PROBLEM: Go through the entries below and write each one out exactly.

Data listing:
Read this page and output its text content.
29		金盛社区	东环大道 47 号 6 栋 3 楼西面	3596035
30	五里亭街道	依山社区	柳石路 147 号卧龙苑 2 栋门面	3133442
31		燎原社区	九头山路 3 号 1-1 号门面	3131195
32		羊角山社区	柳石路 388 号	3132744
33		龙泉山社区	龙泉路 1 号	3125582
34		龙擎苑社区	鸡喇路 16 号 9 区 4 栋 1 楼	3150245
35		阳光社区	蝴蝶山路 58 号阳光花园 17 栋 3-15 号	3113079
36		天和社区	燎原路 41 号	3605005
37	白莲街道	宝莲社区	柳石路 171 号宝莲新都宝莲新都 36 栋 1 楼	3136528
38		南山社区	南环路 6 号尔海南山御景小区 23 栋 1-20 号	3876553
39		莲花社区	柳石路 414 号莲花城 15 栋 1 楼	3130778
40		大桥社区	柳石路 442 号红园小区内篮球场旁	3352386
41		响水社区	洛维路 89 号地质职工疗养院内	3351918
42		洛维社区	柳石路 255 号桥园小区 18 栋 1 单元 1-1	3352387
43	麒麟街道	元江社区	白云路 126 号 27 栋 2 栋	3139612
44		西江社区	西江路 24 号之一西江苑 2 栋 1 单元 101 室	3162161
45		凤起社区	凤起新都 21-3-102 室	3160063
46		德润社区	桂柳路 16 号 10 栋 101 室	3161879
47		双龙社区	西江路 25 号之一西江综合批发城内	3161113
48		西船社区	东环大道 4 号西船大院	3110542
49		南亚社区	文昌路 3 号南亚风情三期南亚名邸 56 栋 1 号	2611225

FULL ANSWER:
Read this page and output its text content.
29		金盛社区	东环大道 47 号 6 栋 3 楼西面	3596035
30	五里亭街道	依山社区	柳石路 147 号卧龙苑 2 栋门面	3133442
31		燎原社区	九头山路 3 号 1-1 号门面	3131195
32		羊角山社区	柳石路 388 号	3132744
33		龙泉山社区	龙泉路 1 号	3125582
34		龙擎苑社区	鸡喇路 16 号 9 区 4 栋 1 楼	3150245
35		阳光社区	蝴蝶山路 58 号阳光花园 17 栋 3-15 号	3113079
36		天和社区	燎原路 41 号	3605005
37	白莲街道	宝莲社区	柳石路 171 号宝莲新都宝莲新都 36 栋 1 楼	3136528
38		南山社区	南环路 6 号尔海南山御景小区 23 栋 1-20 号	3876553
39		莲花社区	柳石路 414 号莲花城 15 栋 1 楼	3130778
40		大桥社区	柳石路 442 号红园小区内篮球场旁	3352386
41		响水社区	洛维路 89 号地质职工疗养院内	3351918
42		洛维社区	柳石路 255 号桥园小区 18 栋 1 单元 1-1	3352387
43	麒麟街道	元江社区	白云路 126 号 27 栋 2 栋	3139612
44		西江社区	西江路 24 号之一西江苑 2 栋 1 单元 101 室	3162161
45		凤起社区	凤起新都 21-3-102 室	3160063
46		德润社区	桂柳路 16 号 10 栋 101 室	3161879
47		双龙社区	西江路 25 号之一西江综合批发城内	3161113
48		西船社区	东环大道 4 号西船大院	3110542
49		南亚社区	文昌路 3 号南亚风情三期南亚名邸 56 栋 1 号	2611225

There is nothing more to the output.